--- BEGIN LISTED ENTRIES ---

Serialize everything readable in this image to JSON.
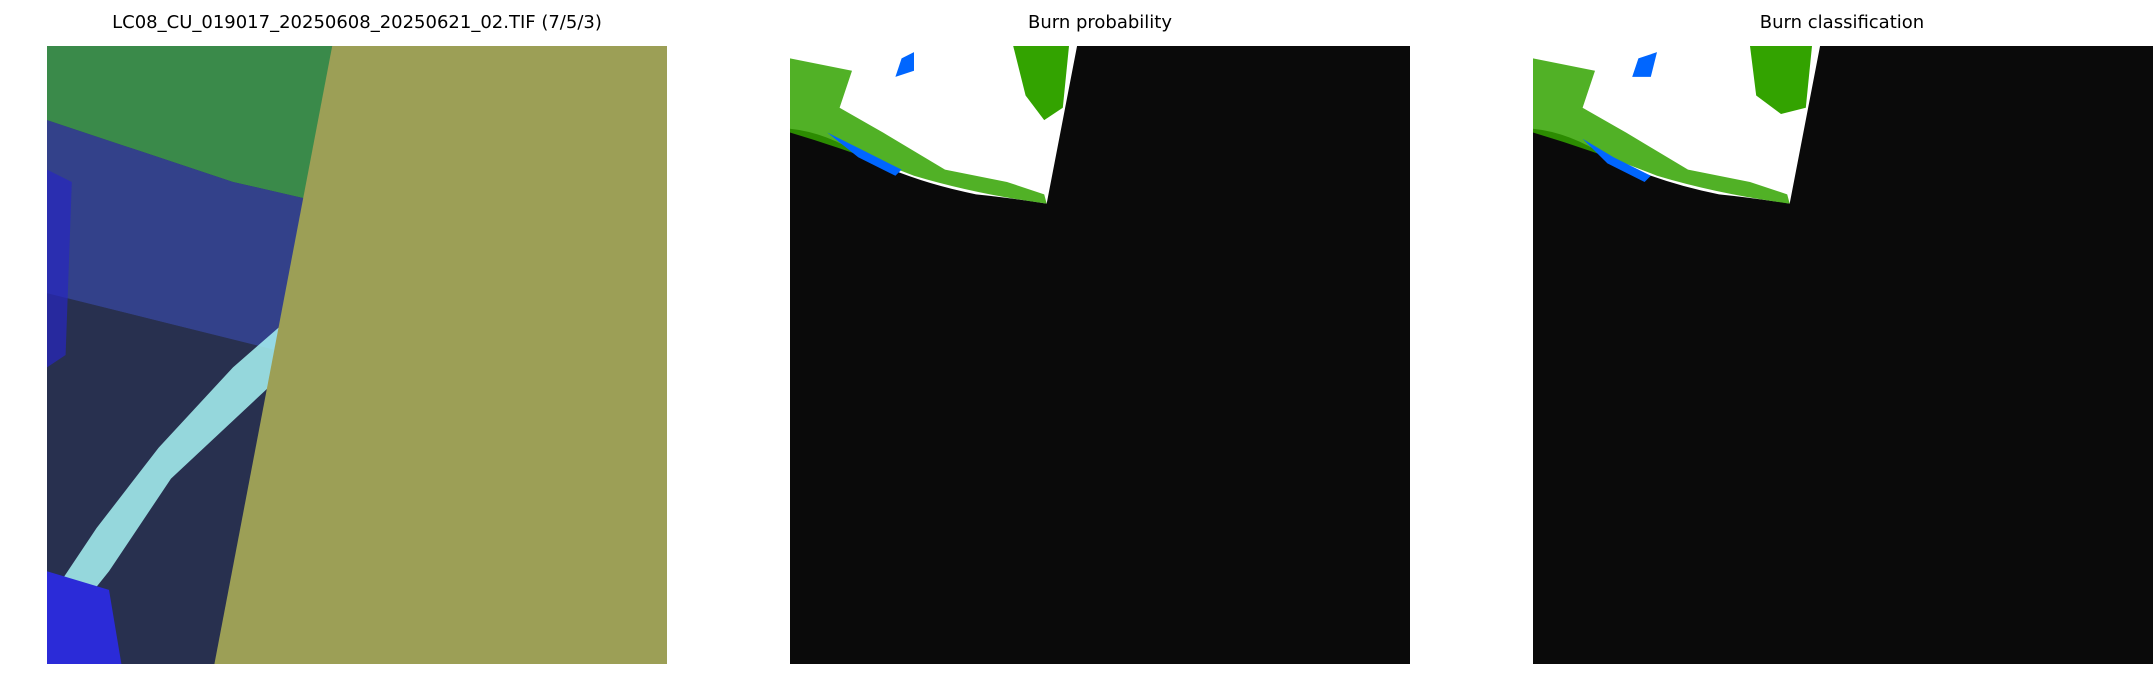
{
  "panels": [
    {
      "title": "LC08_CU_019017_20250608_20250621_02.TIF (7/5/3)",
      "kind": "false-color composite"
    },
    {
      "title": "Burn probability",
      "kind": "probability map"
    },
    {
      "title": "Burn classification",
      "kind": "classification map"
    }
  ],
  "colors": {
    "nodata_olive": "#9c9f56",
    "background_black": "#0a0a0a",
    "burn_green": "#33a300",
    "water_blue": "#0066ff",
    "land_green": "#3a8a4a",
    "water_dark_blue": "#2e3a78",
    "cloud_cyan": "#a8f4f4"
  }
}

--- END LISTED ENTRIES ---

Copy every entry exactly as written. Pictures are excluded.

__WRITTEN RESPONSE__:
Serialize everything readable in this image to JSON.
{
  "panels": [
    {
      "title": "LC08_CU_019017_20250608_20250621_02.TIF (7/5/3)",
      "kind": "false-color composite"
    },
    {
      "title": "Burn probability",
      "kind": "probability map"
    },
    {
      "title": "Burn classification",
      "kind": "classification map"
    }
  ],
  "colors": {
    "nodata_olive": "#9c9f56",
    "background_black": "#0a0a0a",
    "burn_green": "#33a300",
    "water_blue": "#0066ff",
    "land_green": "#3a8a4a",
    "water_dark_blue": "#2e3a78",
    "cloud_cyan": "#a8f4f4"
  }
}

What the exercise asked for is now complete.